Written task: Reproduce only the lines that run from the line with "Read all visible content and emit it as JSON." to the last line of the material, both ends included, exactly as they appear.

Data lines:
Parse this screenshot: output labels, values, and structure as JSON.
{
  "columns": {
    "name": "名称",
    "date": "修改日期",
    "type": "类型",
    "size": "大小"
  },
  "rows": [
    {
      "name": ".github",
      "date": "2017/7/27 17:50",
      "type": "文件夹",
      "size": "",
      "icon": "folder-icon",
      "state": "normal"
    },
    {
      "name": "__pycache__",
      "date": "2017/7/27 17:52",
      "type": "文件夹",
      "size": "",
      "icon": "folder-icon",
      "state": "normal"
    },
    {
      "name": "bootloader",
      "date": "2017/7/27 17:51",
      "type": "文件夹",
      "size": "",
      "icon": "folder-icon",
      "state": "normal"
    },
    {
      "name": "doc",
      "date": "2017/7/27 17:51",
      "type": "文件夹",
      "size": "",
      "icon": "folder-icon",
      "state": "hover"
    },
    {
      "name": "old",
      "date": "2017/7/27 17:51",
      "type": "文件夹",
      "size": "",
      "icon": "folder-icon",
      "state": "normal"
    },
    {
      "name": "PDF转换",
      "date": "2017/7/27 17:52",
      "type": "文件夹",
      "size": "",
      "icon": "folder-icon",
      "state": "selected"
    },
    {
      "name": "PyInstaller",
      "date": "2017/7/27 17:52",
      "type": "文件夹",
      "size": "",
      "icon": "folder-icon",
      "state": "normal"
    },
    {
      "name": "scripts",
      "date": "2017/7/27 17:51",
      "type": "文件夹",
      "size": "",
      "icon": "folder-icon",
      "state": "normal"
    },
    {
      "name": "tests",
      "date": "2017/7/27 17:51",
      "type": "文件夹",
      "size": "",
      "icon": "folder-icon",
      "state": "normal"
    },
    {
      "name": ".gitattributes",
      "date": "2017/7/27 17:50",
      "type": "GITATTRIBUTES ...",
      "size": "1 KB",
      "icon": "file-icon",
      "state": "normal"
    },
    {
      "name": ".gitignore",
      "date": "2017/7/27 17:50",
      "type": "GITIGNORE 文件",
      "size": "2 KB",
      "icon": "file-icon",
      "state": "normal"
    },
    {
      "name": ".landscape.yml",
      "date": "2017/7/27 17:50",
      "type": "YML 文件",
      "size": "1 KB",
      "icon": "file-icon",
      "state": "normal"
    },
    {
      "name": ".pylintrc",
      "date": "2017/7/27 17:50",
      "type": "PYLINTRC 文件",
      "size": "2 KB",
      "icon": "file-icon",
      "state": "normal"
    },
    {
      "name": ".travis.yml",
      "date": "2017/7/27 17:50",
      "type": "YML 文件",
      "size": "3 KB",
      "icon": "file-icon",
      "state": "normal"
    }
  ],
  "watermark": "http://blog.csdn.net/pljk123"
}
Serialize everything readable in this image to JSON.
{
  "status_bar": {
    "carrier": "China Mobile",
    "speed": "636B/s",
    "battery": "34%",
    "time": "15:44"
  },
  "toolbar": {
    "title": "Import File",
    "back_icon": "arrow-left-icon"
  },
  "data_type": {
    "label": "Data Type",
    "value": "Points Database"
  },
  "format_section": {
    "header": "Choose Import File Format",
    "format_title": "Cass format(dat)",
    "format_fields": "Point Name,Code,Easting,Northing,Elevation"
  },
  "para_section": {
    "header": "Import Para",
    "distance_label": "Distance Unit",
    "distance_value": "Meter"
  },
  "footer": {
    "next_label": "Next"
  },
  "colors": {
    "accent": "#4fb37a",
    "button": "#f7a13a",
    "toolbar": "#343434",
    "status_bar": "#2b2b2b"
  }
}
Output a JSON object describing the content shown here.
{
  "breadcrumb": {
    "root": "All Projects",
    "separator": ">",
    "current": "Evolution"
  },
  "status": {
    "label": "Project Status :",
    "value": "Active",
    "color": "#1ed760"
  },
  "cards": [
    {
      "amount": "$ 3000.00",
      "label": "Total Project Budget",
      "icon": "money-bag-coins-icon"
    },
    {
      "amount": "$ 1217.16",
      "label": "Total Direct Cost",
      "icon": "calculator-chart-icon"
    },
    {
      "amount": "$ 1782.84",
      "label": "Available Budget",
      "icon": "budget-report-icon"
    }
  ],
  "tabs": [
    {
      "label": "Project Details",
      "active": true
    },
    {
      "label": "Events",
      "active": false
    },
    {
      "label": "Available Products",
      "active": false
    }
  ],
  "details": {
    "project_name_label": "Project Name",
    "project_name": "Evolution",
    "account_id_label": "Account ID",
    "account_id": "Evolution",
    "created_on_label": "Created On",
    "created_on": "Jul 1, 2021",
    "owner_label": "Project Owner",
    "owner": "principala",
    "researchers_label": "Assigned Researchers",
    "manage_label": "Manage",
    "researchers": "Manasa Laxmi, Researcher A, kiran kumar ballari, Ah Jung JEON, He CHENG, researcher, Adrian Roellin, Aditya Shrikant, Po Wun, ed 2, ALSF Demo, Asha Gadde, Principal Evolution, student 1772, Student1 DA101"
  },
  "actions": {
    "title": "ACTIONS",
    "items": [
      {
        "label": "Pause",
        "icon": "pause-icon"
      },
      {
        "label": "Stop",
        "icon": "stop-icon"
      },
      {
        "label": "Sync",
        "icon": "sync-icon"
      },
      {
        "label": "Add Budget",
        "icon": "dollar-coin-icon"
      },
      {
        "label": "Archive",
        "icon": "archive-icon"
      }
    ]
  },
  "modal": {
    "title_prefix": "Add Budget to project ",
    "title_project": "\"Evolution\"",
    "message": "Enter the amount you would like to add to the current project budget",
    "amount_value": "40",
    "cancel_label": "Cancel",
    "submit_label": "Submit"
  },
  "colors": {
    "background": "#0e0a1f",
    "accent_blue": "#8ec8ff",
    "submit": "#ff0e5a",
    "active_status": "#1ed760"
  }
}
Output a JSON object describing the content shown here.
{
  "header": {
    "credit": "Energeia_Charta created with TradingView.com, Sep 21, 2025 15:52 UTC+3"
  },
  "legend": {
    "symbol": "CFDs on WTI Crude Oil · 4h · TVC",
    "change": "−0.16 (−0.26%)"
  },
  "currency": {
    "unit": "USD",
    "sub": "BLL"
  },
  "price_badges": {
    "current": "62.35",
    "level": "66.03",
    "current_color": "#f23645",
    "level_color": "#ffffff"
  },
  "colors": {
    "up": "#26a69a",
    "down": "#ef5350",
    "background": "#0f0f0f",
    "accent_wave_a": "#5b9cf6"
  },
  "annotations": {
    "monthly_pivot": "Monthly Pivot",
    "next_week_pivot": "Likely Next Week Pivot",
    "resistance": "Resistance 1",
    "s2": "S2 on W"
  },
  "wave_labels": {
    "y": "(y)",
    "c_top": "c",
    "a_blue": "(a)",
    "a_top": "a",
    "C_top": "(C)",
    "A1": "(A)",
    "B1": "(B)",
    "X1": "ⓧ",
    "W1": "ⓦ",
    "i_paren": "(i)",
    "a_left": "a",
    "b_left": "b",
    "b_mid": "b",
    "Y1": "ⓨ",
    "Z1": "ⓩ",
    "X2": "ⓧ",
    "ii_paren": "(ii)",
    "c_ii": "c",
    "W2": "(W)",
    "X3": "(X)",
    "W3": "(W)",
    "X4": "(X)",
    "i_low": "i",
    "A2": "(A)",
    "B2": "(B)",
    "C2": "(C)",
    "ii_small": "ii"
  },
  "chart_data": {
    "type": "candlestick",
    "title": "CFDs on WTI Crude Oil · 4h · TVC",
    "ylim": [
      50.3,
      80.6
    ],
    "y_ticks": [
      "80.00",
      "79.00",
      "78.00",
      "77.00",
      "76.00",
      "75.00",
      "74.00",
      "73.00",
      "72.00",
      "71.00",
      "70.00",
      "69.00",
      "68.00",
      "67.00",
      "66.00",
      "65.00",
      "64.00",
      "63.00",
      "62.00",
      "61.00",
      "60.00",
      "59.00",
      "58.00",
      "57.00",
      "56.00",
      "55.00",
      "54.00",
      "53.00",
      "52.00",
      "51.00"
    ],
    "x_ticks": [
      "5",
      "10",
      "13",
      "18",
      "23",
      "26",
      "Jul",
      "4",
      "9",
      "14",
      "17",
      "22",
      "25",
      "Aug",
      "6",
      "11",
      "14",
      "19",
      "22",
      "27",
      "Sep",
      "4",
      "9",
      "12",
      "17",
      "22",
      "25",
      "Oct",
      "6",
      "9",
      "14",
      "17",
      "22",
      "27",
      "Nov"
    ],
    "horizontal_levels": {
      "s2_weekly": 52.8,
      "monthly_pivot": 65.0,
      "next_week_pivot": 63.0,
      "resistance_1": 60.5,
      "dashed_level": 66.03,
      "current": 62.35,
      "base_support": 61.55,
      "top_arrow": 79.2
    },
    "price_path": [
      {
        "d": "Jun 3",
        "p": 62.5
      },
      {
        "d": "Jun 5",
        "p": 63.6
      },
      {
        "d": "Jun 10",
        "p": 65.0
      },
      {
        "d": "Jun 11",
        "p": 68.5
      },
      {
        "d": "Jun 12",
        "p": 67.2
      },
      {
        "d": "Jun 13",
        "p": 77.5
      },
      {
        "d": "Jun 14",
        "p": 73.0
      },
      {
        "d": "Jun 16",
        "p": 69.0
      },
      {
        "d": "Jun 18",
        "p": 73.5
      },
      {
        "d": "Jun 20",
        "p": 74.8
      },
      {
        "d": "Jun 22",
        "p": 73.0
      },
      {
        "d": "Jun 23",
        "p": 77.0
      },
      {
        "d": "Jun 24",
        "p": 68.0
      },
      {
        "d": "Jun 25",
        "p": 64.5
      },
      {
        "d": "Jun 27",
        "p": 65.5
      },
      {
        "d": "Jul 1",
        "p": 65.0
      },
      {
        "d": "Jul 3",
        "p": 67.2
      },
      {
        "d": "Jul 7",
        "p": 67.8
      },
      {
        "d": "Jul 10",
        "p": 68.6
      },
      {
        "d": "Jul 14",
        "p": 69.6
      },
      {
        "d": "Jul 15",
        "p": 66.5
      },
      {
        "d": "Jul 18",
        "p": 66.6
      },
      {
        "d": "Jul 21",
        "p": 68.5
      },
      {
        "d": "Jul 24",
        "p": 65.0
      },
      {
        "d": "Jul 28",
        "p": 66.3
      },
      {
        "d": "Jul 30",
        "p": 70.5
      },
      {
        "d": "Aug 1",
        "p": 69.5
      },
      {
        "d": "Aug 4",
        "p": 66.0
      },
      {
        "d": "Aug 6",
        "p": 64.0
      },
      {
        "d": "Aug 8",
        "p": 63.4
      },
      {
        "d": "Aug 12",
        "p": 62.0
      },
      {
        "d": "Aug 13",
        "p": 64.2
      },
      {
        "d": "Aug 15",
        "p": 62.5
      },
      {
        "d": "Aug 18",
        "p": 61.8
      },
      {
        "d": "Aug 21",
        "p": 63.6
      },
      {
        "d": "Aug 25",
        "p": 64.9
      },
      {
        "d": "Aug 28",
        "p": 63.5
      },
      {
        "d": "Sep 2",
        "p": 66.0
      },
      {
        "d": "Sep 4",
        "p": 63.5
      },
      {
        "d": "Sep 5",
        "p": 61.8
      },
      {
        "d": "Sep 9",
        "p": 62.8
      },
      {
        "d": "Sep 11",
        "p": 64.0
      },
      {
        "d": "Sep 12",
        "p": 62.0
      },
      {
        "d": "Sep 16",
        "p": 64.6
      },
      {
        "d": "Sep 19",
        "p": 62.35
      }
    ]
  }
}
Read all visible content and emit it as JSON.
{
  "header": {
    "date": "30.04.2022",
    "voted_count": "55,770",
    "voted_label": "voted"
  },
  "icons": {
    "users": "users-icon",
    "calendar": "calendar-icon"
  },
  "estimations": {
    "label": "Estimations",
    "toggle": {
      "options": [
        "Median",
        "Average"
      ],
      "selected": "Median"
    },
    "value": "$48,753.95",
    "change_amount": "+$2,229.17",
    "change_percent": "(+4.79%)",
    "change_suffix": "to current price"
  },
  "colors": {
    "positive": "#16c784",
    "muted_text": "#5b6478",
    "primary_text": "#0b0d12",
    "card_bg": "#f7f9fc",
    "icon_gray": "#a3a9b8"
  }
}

Task result:
Read all visible content and emit it as JSON.
{
  "header": {
    "date": "30.04.2022",
    "voted_count": "55,770",
    "voted_label": "voted"
  },
  "icons": {
    "users": "users-icon",
    "calendar": "calendar-icon"
  },
  "estimations": {
    "label": "Estimations",
    "toggle": {
      "options": [
        "Median",
        "Average"
      ],
      "selected": "Median"
    },
    "value": "$48,753.95",
    "change_amount": "+$2,229.17",
    "change_percent": "(+4.79%)",
    "change_suffix": "to current price"
  },
  "colors": {
    "positive": "#16c784",
    "muted_text": "#5b6478",
    "primary_text": "#0b0d12",
    "card_bg": "#f7f9fc",
    "icon_gray": "#a3a9b8"
  }
}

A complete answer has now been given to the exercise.